╭─ Task data

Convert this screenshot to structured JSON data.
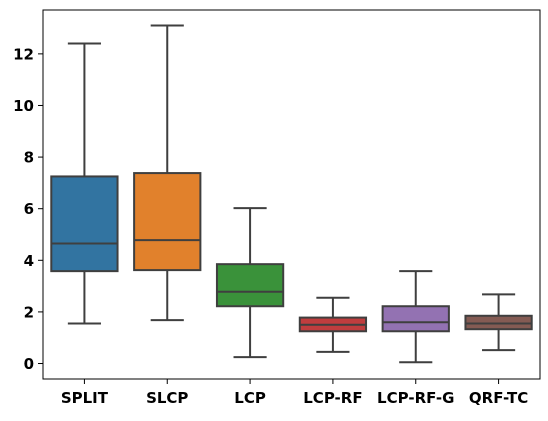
{
  "chart_data": {
    "type": "box",
    "title": "",
    "xlabel": "",
    "ylabel": "",
    "ylim": [
      -0.6,
      13.7
    ],
    "yticks": [
      0,
      2,
      4,
      6,
      8,
      10,
      12
    ],
    "grid": false,
    "legend": "none",
    "box_stroke_color": "#3f3f3f",
    "categories": [
      "SPLIT",
      "SLCP",
      "LCP",
      "LCP-RF",
      "LCP-RF-G",
      "QRF-TC"
    ],
    "boxes": [
      {
        "category": "SPLIT",
        "whisker_low": 1.55,
        "q1": 3.58,
        "median": 4.65,
        "q3": 7.25,
        "whisker_high": 12.4,
        "color": "#3274a1"
      },
      {
        "category": "SLCP",
        "whisker_low": 1.68,
        "q1": 3.62,
        "median": 4.78,
        "q3": 7.38,
        "whisker_high": 13.1,
        "color": "#e1812c"
      },
      {
        "category": "LCP",
        "whisker_low": 0.25,
        "q1": 2.22,
        "median": 2.78,
        "q3": 3.85,
        "whisker_high": 6.02,
        "color": "#3a923a"
      },
      {
        "category": "LCP-RF",
        "whisker_low": 0.45,
        "q1": 1.25,
        "median": 1.5,
        "q3": 1.78,
        "whisker_high": 2.55,
        "color": "#c03d3e"
      },
      {
        "category": "LCP-RF-G",
        "whisker_low": 0.05,
        "q1": 1.25,
        "median": 1.6,
        "q3": 2.22,
        "whisker_high": 3.58,
        "color": "#9372b2"
      },
      {
        "category": "QRF-TC",
        "whisker_low": 0.52,
        "q1": 1.33,
        "median": 1.55,
        "q3": 1.85,
        "whisker_high": 2.68,
        "color": "#845b53"
      }
    ]
  }
}
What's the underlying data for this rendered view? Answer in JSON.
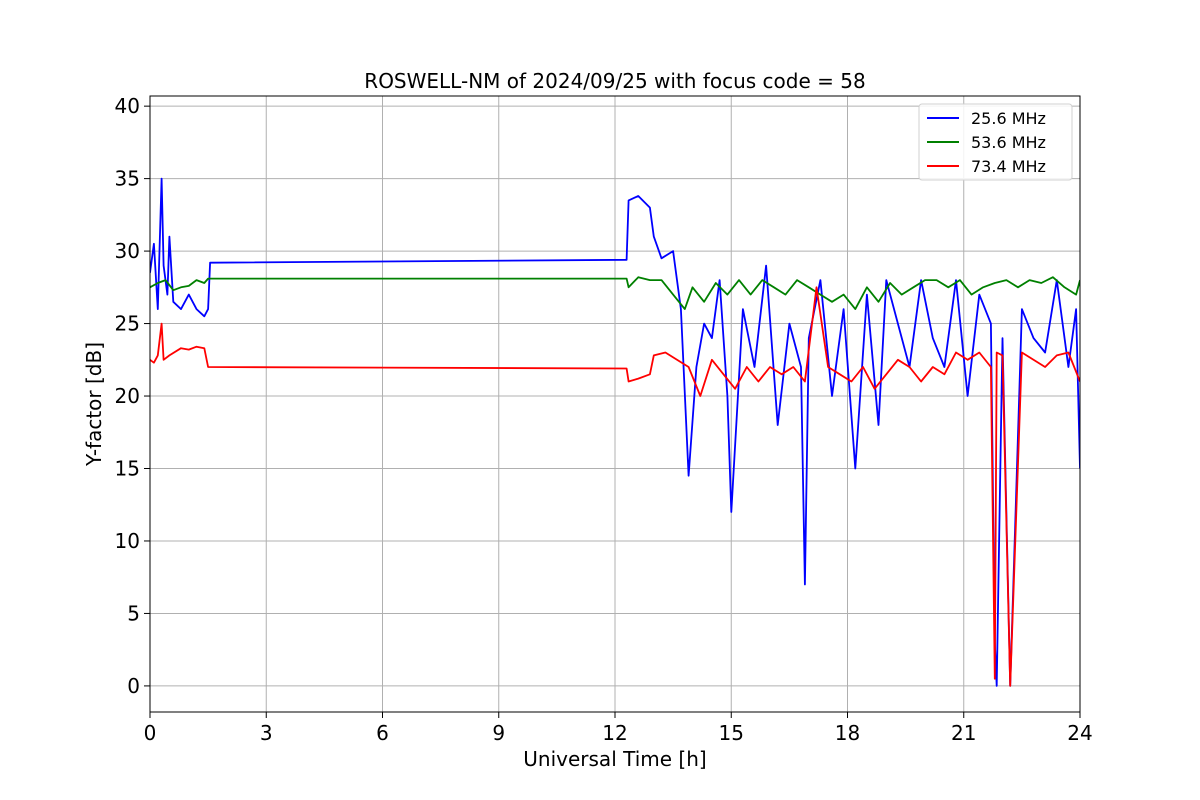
{
  "chart_data": {
    "type": "line",
    "title": "ROSWELL-NM of 2024/09/25 with focus code = 58",
    "xlabel": "Universal Time [h]",
    "ylabel": "Y-factor [dB]",
    "xlim": [
      0,
      24
    ],
    "ylim": [
      -1.8,
      40.7
    ],
    "xticks": [
      "0",
      "3",
      "6",
      "9",
      "12",
      "15",
      "18",
      "21",
      "24"
    ],
    "yticks": [
      "0",
      "5",
      "10",
      "15",
      "20",
      "25",
      "30",
      "35",
      "40"
    ],
    "grid": true,
    "legend_position": "top-right",
    "series": [
      {
        "name": "  25.6 MHz",
        "color": "#0000ff",
        "x": [
          0,
          0.1,
          0.2,
          0.3,
          0.35,
          0.45,
          0.5,
          0.6,
          0.8,
          1.0,
          1.2,
          1.4,
          1.5,
          1.55,
          12.3,
          12.35,
          12.6,
          12.9,
          13.0,
          13.2,
          13.5,
          13.7,
          13.9,
          14.1,
          14.3,
          14.5,
          14.7,
          14.9,
          15.0,
          15.3,
          15.6,
          15.9,
          16.2,
          16.5,
          16.8,
          16.9,
          17.0,
          17.3,
          17.6,
          17.9,
          18.2,
          18.5,
          18.8,
          19.0,
          19.3,
          19.6,
          19.9,
          20.2,
          20.5,
          20.8,
          21.1,
          21.4,
          21.7,
          21.8,
          21.85,
          22.0,
          22.2,
          22.5,
          22.8,
          23.1,
          23.4,
          23.7,
          23.9,
          24.0
        ],
        "y": [
          28.5,
          30.5,
          26.0,
          35.0,
          29.0,
          27.0,
          31.0,
          26.5,
          26.0,
          27.0,
          26.0,
          25.5,
          26.0,
          29.2,
          29.4,
          33.5,
          33.8,
          33.0,
          31.0,
          29.5,
          30.0,
          26.0,
          14.5,
          22.0,
          25.0,
          24.0,
          28.0,
          20.0,
          12.0,
          26.0,
          22.0,
          29.0,
          18.0,
          25.0,
          22.0,
          7.0,
          24.0,
          28.0,
          20.0,
          26.0,
          15.0,
          27.0,
          18.0,
          28.0,
          25.0,
          22.0,
          28.0,
          24.0,
          22.0,
          28.0,
          20.0,
          27.0,
          25.0,
          3.0,
          0.0,
          24.0,
          0.0,
          26.0,
          24.0,
          23.0,
          28.0,
          22.0,
          26.0,
          15.0
        ]
      },
      {
        "name": "  53.6 MHz",
        "color": "#008000",
        "x": [
          0,
          0.2,
          0.4,
          0.6,
          0.8,
          1.0,
          1.2,
          1.4,
          1.5,
          12.3,
          12.35,
          12.6,
          12.9,
          13.2,
          13.5,
          13.8,
          14.0,
          14.3,
          14.6,
          14.9,
          15.2,
          15.5,
          15.8,
          16.1,
          16.4,
          16.7,
          17.0,
          17.3,
          17.6,
          17.9,
          18.2,
          18.5,
          18.8,
          19.1,
          19.4,
          19.7,
          20.0,
          20.3,
          20.6,
          20.9,
          21.2,
          21.5,
          21.8,
          22.1,
          22.4,
          22.7,
          23.0,
          23.3,
          23.6,
          23.9,
          24.0
        ],
        "y": [
          27.5,
          27.8,
          28.0,
          27.3,
          27.5,
          27.6,
          28.0,
          27.8,
          28.1,
          28.1,
          27.5,
          28.2,
          28.0,
          28.0,
          27.0,
          26.0,
          27.5,
          26.5,
          27.8,
          27.0,
          28.0,
          27.0,
          28.0,
          27.5,
          27.0,
          28.0,
          27.5,
          27.0,
          26.5,
          27.0,
          26.0,
          27.5,
          26.5,
          27.8,
          27.0,
          27.5,
          28.0,
          28.0,
          27.5,
          28.0,
          27.0,
          27.5,
          27.8,
          28.0,
          27.5,
          28.0,
          27.8,
          28.2,
          27.5,
          27.0,
          28.0
        ]
      },
      {
        "name": "  73.4 MHz",
        "color": "#ff0000",
        "x": [
          0,
          0.1,
          0.2,
          0.3,
          0.35,
          0.5,
          0.8,
          1.0,
          1.2,
          1.4,
          1.5,
          12.3,
          12.35,
          12.6,
          12.9,
          13.0,
          13.3,
          13.6,
          13.9,
          14.2,
          14.5,
          14.8,
          15.1,
          15.4,
          15.7,
          16.0,
          16.3,
          16.6,
          16.9,
          17.2,
          17.5,
          17.8,
          18.1,
          18.4,
          18.7,
          19.0,
          19.3,
          19.6,
          19.9,
          20.2,
          20.5,
          20.8,
          21.1,
          21.4,
          21.7,
          21.8,
          21.85,
          22.0,
          22.2,
          22.5,
          22.8,
          23.1,
          23.4,
          23.7,
          24.0
        ],
        "y": [
          22.5,
          22.3,
          22.8,
          25.0,
          22.5,
          22.8,
          23.3,
          23.2,
          23.4,
          23.3,
          22.0,
          21.9,
          21.0,
          21.2,
          21.5,
          22.8,
          23.0,
          22.5,
          22.0,
          20.0,
          22.5,
          21.5,
          20.5,
          22.0,
          21.0,
          22.0,
          21.5,
          22.0,
          21.0,
          27.5,
          22.0,
          21.5,
          21.0,
          22.0,
          20.5,
          21.5,
          22.5,
          22.0,
          21.0,
          22.0,
          21.5,
          23.0,
          22.5,
          23.0,
          22.0,
          0.5,
          23.0,
          22.8,
          0.0,
          23.0,
          22.5,
          22.0,
          22.8,
          23.0,
          21.0
        ]
      }
    ]
  }
}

╰─

Copy each line of the listing that holds the word "category".

Response to the task –
        "category": "SPLIT",
        "category": "SLCP",
        "category": "LCP",
        "category": "LCP-RF",
        "category": "LCP-RF-G",
        "category": "QRF-TC",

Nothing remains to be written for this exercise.